• YOUR TASK:
Note how many lines contain "symbol" and give that number, with nothing else.

Source records
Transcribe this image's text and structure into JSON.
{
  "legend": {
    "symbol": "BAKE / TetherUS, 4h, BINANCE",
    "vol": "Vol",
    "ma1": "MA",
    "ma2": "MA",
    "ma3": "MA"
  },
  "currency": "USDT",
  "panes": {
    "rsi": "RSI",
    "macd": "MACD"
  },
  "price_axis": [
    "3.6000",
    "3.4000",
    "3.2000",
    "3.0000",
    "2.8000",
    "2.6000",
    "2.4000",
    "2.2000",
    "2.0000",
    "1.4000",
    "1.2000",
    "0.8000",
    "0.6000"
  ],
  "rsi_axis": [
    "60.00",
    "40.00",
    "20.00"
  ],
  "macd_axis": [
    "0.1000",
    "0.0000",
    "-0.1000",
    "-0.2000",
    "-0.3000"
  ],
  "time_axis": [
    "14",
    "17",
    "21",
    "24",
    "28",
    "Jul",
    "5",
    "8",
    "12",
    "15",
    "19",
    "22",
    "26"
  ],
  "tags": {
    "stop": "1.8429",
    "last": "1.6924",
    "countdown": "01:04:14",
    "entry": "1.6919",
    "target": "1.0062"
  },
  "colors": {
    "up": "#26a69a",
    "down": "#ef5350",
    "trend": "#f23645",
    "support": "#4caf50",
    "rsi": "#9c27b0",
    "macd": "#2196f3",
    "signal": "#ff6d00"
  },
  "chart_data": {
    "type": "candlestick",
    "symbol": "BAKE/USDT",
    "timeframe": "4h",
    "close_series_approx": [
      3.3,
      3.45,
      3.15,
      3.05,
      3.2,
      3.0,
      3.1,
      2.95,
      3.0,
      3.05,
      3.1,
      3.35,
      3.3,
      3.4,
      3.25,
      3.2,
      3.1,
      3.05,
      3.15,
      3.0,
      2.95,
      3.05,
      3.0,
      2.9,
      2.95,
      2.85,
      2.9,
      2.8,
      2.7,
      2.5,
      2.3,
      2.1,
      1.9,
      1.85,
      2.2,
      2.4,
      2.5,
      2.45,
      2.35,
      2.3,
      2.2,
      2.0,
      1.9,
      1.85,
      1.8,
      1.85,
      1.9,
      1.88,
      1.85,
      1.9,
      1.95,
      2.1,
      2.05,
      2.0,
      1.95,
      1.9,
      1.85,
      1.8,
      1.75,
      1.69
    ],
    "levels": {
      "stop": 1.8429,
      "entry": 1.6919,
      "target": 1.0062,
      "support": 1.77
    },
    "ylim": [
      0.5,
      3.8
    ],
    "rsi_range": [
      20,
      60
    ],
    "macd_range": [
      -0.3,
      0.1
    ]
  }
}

• THE OUTPUT:
2